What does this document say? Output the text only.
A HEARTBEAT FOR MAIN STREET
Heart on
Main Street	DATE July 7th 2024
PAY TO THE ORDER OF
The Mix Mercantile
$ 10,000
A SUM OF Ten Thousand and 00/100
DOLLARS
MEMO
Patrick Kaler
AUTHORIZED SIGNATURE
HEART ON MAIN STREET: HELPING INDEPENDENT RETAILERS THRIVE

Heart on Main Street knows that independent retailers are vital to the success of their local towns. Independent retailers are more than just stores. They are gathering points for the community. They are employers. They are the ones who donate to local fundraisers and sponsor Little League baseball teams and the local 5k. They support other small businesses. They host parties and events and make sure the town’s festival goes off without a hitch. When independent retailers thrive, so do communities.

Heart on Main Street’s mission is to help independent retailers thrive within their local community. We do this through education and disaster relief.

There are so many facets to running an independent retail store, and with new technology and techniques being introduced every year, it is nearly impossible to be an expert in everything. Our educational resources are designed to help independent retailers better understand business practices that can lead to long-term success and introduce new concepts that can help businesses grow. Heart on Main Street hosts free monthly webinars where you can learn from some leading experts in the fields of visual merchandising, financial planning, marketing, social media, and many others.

■ ■ ■ ■ ■

What this task involves — Would you give the material above again, complete and exact?

Response to the task —
What does this document say? Output the text only.
A HEARTBEAT FOR MAIN STREET
Heart on
Main Street	DATE July 7th 2024
PAY TO THE ORDER OF
The Mix Mercantile
$ 10,000
A SUM OF Ten Thousand and 00/100
DOLLARS
MEMO
Patrick Kaler
AUTHORIZED SIGNATURE
HEART ON MAIN STREET: HELPING INDEPENDENT RETAILERS THRIVE

Heart on Main Street knows that independent retailers are vital to the success of their local towns. Independent retailers are more than just stores. They are gathering points for the community. They are employers. They are the ones who donate to local fundraisers and sponsor Little League baseball teams and the local 5k. They support other small businesses. They host parties and events and make sure the town’s festival goes off without a hitch. When independent retailers thrive, so do communities.

Heart on Main Street’s mission is to help independent retailers thrive within their local community. We do this through education and disaster relief.

There are so many facets to running an independent retail store, and with new technology and techniques being introduced every year, it is nearly impossible to be an expert in everything. Our educational resources are designed to help independent retailers better understand business practices that can lead to long-term success and introduce new concepts that can help businesses grow. Heart on Main Street hosts free monthly webinars where you can learn from some leading experts in the fields of visual merchandising, financial planning, marketing, social media, and many others.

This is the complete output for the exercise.